• Texte extrait
────────────────

Déc 29

Le plaisir au travail

On parle beaucoup de plaisir au travail, et le tour ludique que pourraient prendre nos activités professionnelles est parfois présenté comme un remède contre la souffrance au travail. Des formations promettent même de transformer le travail en jeu.

Cette idée est intéressante mais trop souvent mal comprise et mal employée. Le travail n’est pas et ne sera jamais un jeu, et c’est mentir aux salariés que de les inviter à s’amuser afin de se sentir mieux. Comme toutes les tâches productives, le travail pose des exigences qui sont autant de contraintes qui le distinguent du passe-temps. « On peut être occupé en jouant, écrivait Kant, cela s’appelle occuper ses loisirs ; mais l’on peut aussi être occupé par contrainte et cela s’appelle travailler. » Or nous voyons maintenant des formateurs au nez rouge, c’est à nouveau la vieille histoire de la coupe amère dont les bords sont enduis de miel.

Le plaisir lié au travail est une autre sorte de plaisir, qui a certainement à voir avec la satisfaction du travail bien fait ou de l’obstacle surmonté. La formation doit certainement parler de plaisir sans pour autant transformer le travail en son contraire, et par conséquent mentir un peu. Le plaisir du travail consiste bien plus dans l’art d’assumer des contraintes fortes qu’à faire comme si elles n’existaient pas. C’est alors la compétence qui est le premier moyen du plaisir, et non plus le jeu.

Le plaisir vient aussi d’une activité qui a du sens pour celui qui la mène à bien, qui sait pourquoi il supporte d’être contrarié par les exigences de son activité. Le manager ne cherche alors plus à amuser son équipe, mais à donner un sens dont ceux qui supportent la contrainte du travail peuvent se nourrir… se nourrir jusqu’à la satisfaction du travail bien fait. C’est là un plaisir que l’on peut promettre sans mentir.

Dans une de ses récentes chroniques du journal Le Monde (30 nov. 2008), Jean-Michel Dumay souligne combien le salarié espère d’ailleurs « retrouver la trace d’un désir, d’un début de plaisir. Autant dire une dynamique dans son activité professionnelle, qui réarticulera projet et convictions personnelles, et ressuscitera le cœur du problème : la motivation. Ce qui fait se mouvoir, avancer. »

────────────────

• À compléter
[A] Recopiez le passage du texte sur le plaisir au travail qui va de « Le plaisir lié » à « plus le jeu. ».
[B] Répondez brièvement à ces questions sur le texte consacré au plaisir au travail.
(i) Quel philosophe est cité pour distinguer l'occupation par le jeu de l'occupation par contrainte ?
(ii) Selon le texte, quel est le premier moyen du plaisir au travail ?
(iii) Dans quel journal a paru la chronique de Jean-Michel Dumay, et à quelle date ?
[C] Prolongez le texte sur le plaisir au travail à la suite de sa dernière phrase.

• Matériel
────────────────

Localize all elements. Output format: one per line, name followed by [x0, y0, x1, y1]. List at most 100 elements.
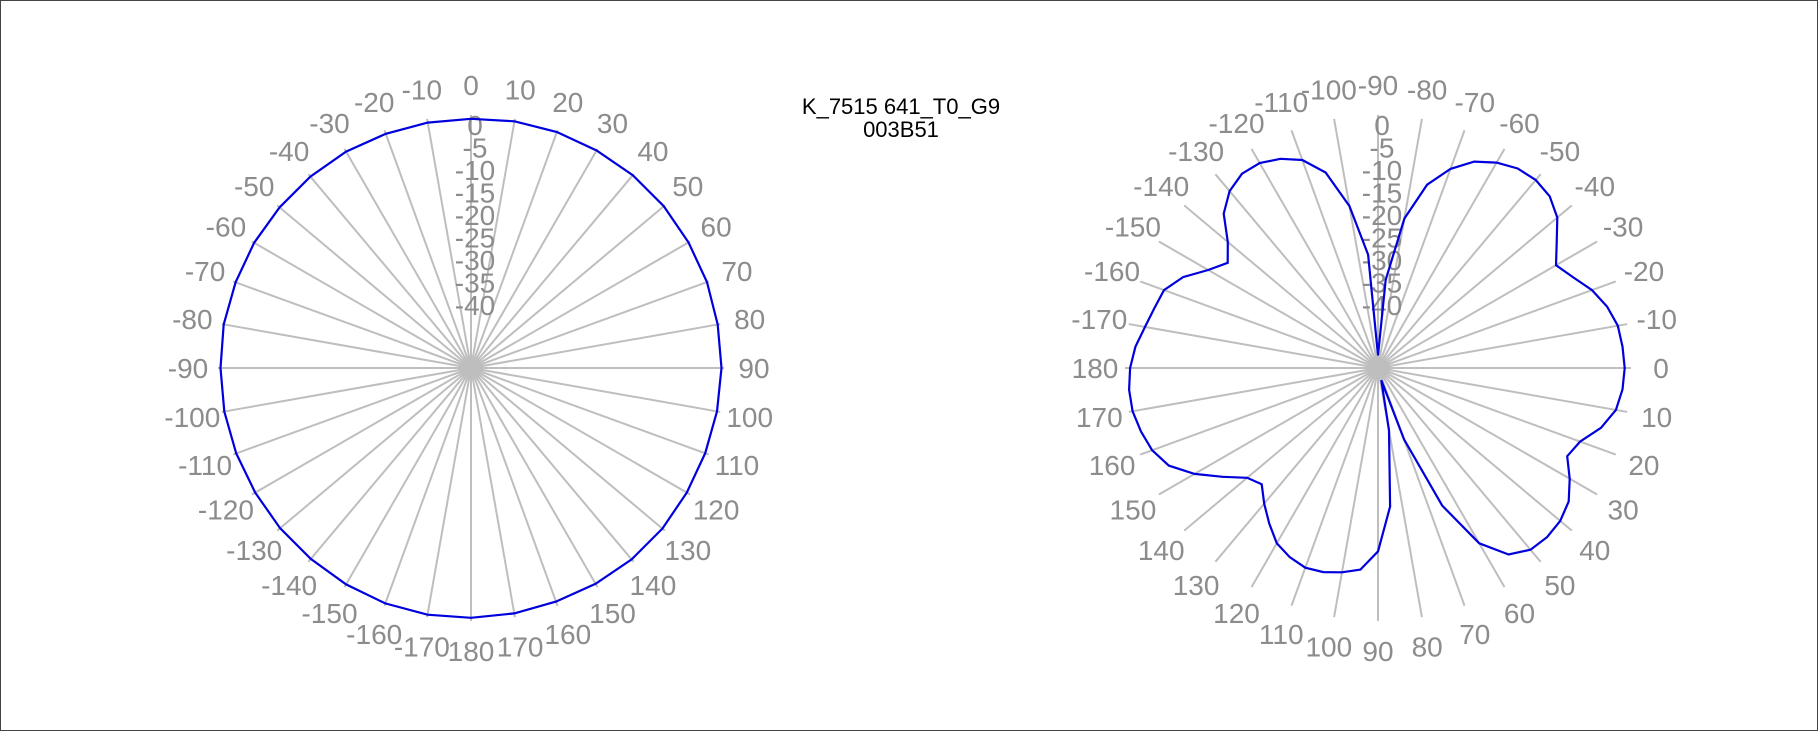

────────────────

• Réponses
[A]
Le plaisir lié au travail est une autre sorte de plaisir, qui a certainement à voir avec la satisfaction du travail bien fait ou de l’obstacle surmonté. La formation doit certainement parler de plaisir sans pour autant transformer le travail en son contraire, et par conséquent mentir un peu. Le plaisir du travail consiste bien plus dans l’art d’assumer des contraintes fortes qu’à faire comme si elles n’existaient pas. C’est alors la compétence qui est le premier moyen du plaisir, et non plus le jeu.

[B]
(i) Kant.
(ii) La compétence.
(iii) Dans Le Monde, le 30 novembre 2008.

[C]
33 commentaires

3 réflexions au sujet de « Le plaisir au travail »

  1. Bonjour,
    oui-da tout cela est bel et bon…!
    Je me pose une question quand même…: est-ce qu’en voyant les choses de façon aussi… manichéenne, on ne reste pas (trop?) dan sles vieilles traces, dans les habitudes ressassées, dans les schémas de réflexion déjà tellement connus?
    Autrement dit, est-ce qu’il serait possible de considérer autrement le delta entre travail et « jeu »? Autrement dit encore : est-ce qu’on ne met pas dans ces deux mots toujours les même contenus, les mêmes qualités et défauts, les mêmes contraintes?
    Certains considérent le travail (le leur proprement) comme un jeu, avec un coté d’addiction, etc… D’autres, comme une contrainte, quelque chose d’hyper chiant, à vouer aux gémonies, etc…
    J’ai l’impression que tant qu’on ne sort pas de ces idées toutes faites, de ces choses apprises et répétées, on tourne en rond.
    Evidemment remettre en cause ce que notre culture a formé (déformé?), au cours de tant de siècles, et les orinetations que cela a pris, cela n’est pas chose facile…

  2. Nous voudrions au contraire garder clairement disjointes les vieilles catégories du travail et du jeu. Ce qui serait dangereux et problématique serait justement de trop vite renoncer à cette distinction. La catastrophe a déjà eu lieu du point de vue pédagogique, c’est pourquoi nous avons évoqué des auteurs qui se sont intéressés à ce domaine.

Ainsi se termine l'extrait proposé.